Exercise objective: Turn these lines into a JSON list of strings, with one string per line and any blank lines omitted.

***** Extracted entries

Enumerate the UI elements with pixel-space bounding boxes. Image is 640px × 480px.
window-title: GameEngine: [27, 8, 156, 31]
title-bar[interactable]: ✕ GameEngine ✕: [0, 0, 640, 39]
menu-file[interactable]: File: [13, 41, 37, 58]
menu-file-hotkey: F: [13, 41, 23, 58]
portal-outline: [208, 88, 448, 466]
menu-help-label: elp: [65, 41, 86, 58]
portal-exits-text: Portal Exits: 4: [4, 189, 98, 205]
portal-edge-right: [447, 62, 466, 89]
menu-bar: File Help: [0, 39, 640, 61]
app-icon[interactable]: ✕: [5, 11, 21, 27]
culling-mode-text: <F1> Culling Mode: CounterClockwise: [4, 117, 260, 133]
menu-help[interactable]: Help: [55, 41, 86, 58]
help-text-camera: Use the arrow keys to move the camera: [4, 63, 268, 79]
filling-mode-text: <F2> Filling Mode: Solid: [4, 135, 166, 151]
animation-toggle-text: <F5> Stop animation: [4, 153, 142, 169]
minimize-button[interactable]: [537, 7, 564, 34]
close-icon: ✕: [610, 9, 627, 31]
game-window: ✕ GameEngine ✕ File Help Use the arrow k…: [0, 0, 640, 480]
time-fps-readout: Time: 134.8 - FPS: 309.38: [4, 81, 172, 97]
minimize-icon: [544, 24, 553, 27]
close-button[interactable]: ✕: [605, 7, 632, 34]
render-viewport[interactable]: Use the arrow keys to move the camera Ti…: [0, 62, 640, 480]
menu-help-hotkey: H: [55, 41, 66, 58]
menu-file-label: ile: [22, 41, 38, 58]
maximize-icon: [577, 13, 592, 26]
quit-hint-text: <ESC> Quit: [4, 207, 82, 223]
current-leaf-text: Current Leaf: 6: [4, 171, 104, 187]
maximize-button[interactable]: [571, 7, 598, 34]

**********

Task response:
[
  "Enumerate the UI elements with pixel-space bounding boxes. Image is 640px × 480px.",
  "window-title: GameEngine: [27, 8, 156, 31]",
  "title-bar[interactable]: ✕ GameEngine ✕: [0, 0, 640, 39]",
  "menu-file[interactable]: File: [13, 41, 37, 58]",
  "menu-file-hotkey: F: [13, 41, 23, 58]",
  "portal-outline: [208, 88, 448, 466]",
  "menu-help-label: elp: [65, 41, 86, 58]",
  "portal-exits-text: Portal Exits: 4: [4, 189, 98, 205]",
  "portal-edge-right: [447, 62, 466, 89]",
  "menu-bar: File Help: [0, 39, 640, 61]",
  "app-icon[interactable]: ✕: [5, 11, 21, 27]",
  "culling-mode-text: <F1> Culling Mode: CounterClockwise: [4, 117, 260, 133]",
  "menu-help[interactable]: Help: [55, 41, 86, 58]",
  "help-text-camera: Use the arrow keys to move the camera: [4, 63, 268, 79]",
  "filling-mode-text: <F2> Filling Mode: Solid: [4, 135, 166, 151]",
  "animation-toggle-text: <F5> Stop animation: [4, 153, 142, 169]",
  "minimize-button[interactable]: [537, 7, 564, 34]",
  "close-icon: ✕: [610, 9, 627, 31]",
  "game-window: ✕ GameEngine ✕ File Help Use the arrow k…: [0, 0, 640, 480]",
  "time-fps-readout: Time: 134.8 - FPS: 309.38: [4, 81, 172, 97]",
  "minimize-icon: [544, 24, 553, 27]",
  "close-button[interactable]: ✕: [605, 7, 632, 34]",
  "render-viewport[interactable]: Use the arrow keys to move the camera Ti…: [0, 62, 640, 480]",
  "menu-help-hotkey: H: [55, 41, 66, 58]",
  "menu-file-label: ile: [22, 41, 38, 58]",
  "maximize-icon: [577, 13, 592, 26]",
  "quit-hint-text: <ESC> Quit: [4, 207, 82, 223]",
  "current-leaf-text: Current Leaf: 6: [4, 171, 104, 187]",
  "maximize-button[interactable]: [571, 7, 598, 34]"
]